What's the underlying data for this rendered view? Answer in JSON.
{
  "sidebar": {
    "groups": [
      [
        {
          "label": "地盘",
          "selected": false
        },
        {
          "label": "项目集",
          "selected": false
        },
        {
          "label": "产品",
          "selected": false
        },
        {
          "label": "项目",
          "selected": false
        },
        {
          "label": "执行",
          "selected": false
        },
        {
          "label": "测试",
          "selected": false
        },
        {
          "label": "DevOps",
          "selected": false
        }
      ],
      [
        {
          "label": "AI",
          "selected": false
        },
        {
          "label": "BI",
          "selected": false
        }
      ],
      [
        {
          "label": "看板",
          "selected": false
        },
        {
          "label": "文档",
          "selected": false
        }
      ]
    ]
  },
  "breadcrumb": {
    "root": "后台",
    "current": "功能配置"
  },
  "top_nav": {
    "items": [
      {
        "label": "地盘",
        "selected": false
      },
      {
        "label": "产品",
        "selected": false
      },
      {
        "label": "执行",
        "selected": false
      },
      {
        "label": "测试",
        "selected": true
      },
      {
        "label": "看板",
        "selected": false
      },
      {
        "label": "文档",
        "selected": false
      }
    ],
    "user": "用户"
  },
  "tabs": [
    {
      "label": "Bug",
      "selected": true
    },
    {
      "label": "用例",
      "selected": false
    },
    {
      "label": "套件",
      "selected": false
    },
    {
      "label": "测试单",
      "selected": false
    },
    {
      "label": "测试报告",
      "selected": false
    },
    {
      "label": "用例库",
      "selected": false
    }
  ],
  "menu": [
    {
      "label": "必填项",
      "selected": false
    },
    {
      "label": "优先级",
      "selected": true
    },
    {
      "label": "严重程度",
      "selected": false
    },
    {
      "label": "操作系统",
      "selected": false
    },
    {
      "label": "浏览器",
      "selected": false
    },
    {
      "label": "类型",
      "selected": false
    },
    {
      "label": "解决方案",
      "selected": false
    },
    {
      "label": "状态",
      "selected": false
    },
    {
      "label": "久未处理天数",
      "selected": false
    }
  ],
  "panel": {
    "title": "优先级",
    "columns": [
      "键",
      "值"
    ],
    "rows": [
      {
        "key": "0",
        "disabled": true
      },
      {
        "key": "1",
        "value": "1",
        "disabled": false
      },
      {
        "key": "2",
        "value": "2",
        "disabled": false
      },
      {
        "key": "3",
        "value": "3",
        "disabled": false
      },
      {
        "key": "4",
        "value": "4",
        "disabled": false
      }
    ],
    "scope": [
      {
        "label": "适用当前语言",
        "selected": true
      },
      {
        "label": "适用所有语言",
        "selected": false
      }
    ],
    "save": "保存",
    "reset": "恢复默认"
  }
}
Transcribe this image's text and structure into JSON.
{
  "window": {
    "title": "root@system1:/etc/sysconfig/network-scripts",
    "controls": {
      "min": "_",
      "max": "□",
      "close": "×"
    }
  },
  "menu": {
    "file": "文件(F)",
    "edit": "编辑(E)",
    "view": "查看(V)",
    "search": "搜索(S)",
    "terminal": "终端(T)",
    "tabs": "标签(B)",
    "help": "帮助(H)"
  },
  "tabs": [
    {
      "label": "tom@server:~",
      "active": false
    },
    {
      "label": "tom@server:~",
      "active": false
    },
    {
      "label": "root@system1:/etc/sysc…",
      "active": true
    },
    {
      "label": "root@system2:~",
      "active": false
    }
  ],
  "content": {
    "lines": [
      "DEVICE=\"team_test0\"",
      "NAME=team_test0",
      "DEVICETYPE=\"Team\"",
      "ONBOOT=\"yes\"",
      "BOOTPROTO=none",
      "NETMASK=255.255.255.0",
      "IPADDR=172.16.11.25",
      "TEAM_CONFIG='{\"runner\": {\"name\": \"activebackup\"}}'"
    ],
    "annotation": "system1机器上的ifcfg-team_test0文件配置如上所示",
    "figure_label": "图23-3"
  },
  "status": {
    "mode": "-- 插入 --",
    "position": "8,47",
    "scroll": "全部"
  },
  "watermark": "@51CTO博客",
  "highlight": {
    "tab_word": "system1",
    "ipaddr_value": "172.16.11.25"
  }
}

━━━━━━━━━━━━━━━━━━━━

[AIM]:
Output the listing above exactly as it appears.

[TASK OUTPUT]:
What's the underlying data for this rendered view? Answer in JSON.
{
  "sidebar": {
    "groups": [
      [
        {
          "label": "地盘",
          "selected": false
        },
        {
          "label": "项目集",
          "selected": false
        },
        {
          "label": "产品",
          "selected": false
        },
        {
          "label": "项目",
          "selected": false
        },
        {
          "label": "执行",
          "selected": false
        },
        {
          "label": "测试",
          "selected": false
        },
        {
          "label": "DevOps",
          "selected": false
        }
      ],
      [
        {
          "label": "AI",
          "selected": false
        },
        {
          "label": "BI",
          "selected": false
        }
      ],
      [
        {
          "label": "看板",
          "selected": false
        },
        {
          "label": "文档",
          "selected": false
        }
      ]
    ]
  },
  "breadcrumb": {
    "root": "后台",
    "current": "功能配置"
  },
  "top_nav": {
    "items": [
      {
        "label": "地盘",
        "selected": false
      },
      {
        "label": "产品",
        "selected": false
      },
      {
        "label": "执行",
        "selected": false
      },
      {
        "label": "测试",
        "selected": true
      },
      {
        "label": "看板",
        "selected": false
      },
      {
        "label": "文档",
        "selected": false
      }
    ],
    "user": "用户"
  },
  "tabs": [
    {
      "label": "Bug",
      "selected": true
    },
    {
      "label": "用例",
      "selected": false
    },
    {
      "label": "套件",
      "selected": false
    },
    {
      "label": "测试单",
      "selected": false
    },
    {
      "label": "测试报告",
      "selected": false
    },
    {
      "label": "用例库",
      "selected": false
    }
  ],
  "menu": [
    {
      "label": "必填项",
      "selected": false
    },
    {
      "label": "优先级",
      "selected": true
    },
    {
      "label": "严重程度",
      "selected": false
    },
    {
      "label": "操作系统",
      "selected": false
    },
    {
      "label": "浏览器",
      "selected": false
    },
    {
      "label": "类型",
      "selected": false
    },
    {
      "label": "解决方案",
      "selected": false
    },
    {
      "label": "状态",
      "selected": false
    },
    {
      "label": "久未处理天数",
      "selected": false
    }
  ],
  "panel": {
    "title": "优先级",
    "columns": [
      "键",
      "值"
    ],
    "rows": [
      {
        "key": "0",
        "disabled": true
      },
      {
        "key": "1",
        "value": "1",
        "disabled": false
      },
      {
        "key": "2",
        "value": "2",
        "disabled": false
      },
      {
        "key": "3",
        "value": "3",
        "disabled": false
      },
      {
        "key": "4",
        "value": "4",
        "disabled": false
      }
    ],
    "scope": [
      {
        "label": "适用当前语言",
        "selected": true
      },
      {
        "label": "适用所有语言",
        "selected": false
      }
    ],
    "save": "保存",
    "reset": "恢复默认"
  }
}
Transcribe this image's text and structure into JSON.
{
  "window": {
    "title": "root@system1:/etc/sysconfig/network-scripts",
    "controls": {
      "min": "_",
      "max": "□",
      "close": "×"
    }
  },
  "menu": {
    "file": "文件(F)",
    "edit": "编辑(E)",
    "view": "查看(V)",
    "search": "搜索(S)",
    "terminal": "终端(T)",
    "tabs": "标签(B)",
    "help": "帮助(H)"
  },
  "tabs": [
    {
      "label": "tom@server:~",
      "active": false
    },
    {
      "label": "tom@server:~",
      "active": false
    },
    {
      "label": "root@system1:/etc/sysc…",
      "active": true
    },
    {
      "label": "root@system2:~",
      "active": false
    }
  ],
  "content": {
    "lines": [
      "DEVICE=\"team_test0\"",
      "NAME=team_test0",
      "DEVICETYPE=\"Team\"",
      "ONBOOT=\"yes\"",
      "BOOTPROTO=none",
      "NETMASK=255.255.255.0",
      "IPADDR=172.16.11.25",
      "TEAM_CONFIG='{\"runner\": {\"name\": \"activebackup\"}}'"
    ],
    "annotation": "system1机器上的ifcfg-team_test0文件配置如上所示",
    "figure_label": "图23-3"
  },
  "status": {
    "mode": "-- 插入 --",
    "position": "8,47",
    "scroll": "全部"
  },
  "watermark": "@51CTO博客",
  "highlight": {
    "tab_word": "system1",
    "ipaddr_value": "172.16.11.25"
  }
}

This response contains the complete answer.